◆ **EXERCISE**
Copy out each line featuring the string "subtitle" from the entries beneath.

◆ **DATA SECTION**
....

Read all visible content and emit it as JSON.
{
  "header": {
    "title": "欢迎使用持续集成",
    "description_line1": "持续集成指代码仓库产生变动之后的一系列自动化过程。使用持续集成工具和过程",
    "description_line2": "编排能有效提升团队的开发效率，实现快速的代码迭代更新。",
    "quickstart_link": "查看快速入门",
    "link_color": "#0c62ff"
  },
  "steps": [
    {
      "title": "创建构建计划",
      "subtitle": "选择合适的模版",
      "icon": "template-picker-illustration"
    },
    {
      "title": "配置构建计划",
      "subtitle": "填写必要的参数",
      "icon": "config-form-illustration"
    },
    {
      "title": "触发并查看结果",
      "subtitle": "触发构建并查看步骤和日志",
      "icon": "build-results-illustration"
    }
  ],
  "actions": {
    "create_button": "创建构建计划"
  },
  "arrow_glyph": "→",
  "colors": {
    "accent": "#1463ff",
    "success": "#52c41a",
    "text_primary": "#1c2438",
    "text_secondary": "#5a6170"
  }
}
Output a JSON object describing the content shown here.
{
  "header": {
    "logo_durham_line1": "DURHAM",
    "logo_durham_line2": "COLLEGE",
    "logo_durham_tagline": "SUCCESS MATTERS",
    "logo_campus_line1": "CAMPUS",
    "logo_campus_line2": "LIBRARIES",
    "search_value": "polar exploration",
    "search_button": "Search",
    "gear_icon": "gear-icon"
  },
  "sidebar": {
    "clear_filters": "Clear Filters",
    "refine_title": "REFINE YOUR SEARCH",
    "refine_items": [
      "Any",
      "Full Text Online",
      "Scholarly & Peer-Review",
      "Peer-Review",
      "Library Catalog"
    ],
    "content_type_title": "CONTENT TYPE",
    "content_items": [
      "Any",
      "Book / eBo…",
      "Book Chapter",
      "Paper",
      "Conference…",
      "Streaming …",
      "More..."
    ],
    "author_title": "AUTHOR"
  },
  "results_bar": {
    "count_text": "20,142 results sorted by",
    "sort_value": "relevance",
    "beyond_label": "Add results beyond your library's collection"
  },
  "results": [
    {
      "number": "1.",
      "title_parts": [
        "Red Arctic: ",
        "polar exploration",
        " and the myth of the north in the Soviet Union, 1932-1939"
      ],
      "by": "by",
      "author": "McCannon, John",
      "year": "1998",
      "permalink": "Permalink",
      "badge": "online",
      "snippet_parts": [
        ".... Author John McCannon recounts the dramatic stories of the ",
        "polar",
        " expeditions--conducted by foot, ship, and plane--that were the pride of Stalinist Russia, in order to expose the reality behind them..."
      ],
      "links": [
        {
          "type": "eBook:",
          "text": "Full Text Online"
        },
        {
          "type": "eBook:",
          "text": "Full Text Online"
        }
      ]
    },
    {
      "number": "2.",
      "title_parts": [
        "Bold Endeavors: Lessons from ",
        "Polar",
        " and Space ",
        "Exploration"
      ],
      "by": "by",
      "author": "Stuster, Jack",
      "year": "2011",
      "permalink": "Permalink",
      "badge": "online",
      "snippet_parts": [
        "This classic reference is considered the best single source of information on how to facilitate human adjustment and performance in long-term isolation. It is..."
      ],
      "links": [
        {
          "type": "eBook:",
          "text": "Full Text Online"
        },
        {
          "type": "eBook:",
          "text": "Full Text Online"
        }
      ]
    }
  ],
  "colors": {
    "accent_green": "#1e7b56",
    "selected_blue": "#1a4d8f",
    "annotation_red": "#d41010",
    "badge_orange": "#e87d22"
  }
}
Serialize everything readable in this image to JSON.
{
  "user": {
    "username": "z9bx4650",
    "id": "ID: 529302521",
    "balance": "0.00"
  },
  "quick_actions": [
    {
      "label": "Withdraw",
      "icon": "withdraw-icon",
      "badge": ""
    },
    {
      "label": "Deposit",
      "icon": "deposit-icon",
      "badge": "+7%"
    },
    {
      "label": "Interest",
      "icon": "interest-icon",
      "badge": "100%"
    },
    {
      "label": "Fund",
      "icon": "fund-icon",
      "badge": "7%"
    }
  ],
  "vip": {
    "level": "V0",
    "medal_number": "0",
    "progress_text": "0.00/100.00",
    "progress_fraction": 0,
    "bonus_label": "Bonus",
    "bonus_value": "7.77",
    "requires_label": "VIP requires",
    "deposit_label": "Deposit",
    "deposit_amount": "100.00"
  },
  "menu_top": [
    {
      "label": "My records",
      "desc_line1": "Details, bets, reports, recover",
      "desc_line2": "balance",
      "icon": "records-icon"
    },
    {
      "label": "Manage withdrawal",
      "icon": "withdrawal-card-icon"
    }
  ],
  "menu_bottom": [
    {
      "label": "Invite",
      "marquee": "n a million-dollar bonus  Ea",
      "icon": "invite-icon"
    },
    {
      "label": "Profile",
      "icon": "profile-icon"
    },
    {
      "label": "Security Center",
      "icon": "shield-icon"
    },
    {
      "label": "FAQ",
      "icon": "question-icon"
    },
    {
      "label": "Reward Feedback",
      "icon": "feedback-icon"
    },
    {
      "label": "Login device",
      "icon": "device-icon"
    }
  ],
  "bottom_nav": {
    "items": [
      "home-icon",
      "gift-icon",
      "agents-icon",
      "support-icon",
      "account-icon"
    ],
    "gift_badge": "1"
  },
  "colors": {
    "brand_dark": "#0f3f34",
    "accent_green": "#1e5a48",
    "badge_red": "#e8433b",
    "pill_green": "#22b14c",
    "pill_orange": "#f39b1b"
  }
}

....

◆ **THE COMPLETED TASK**
      "subtitle": "选择合适的模版",
      "subtitle": "填写必要的参数",
      "subtitle": "触发构建并查看步骤和日志",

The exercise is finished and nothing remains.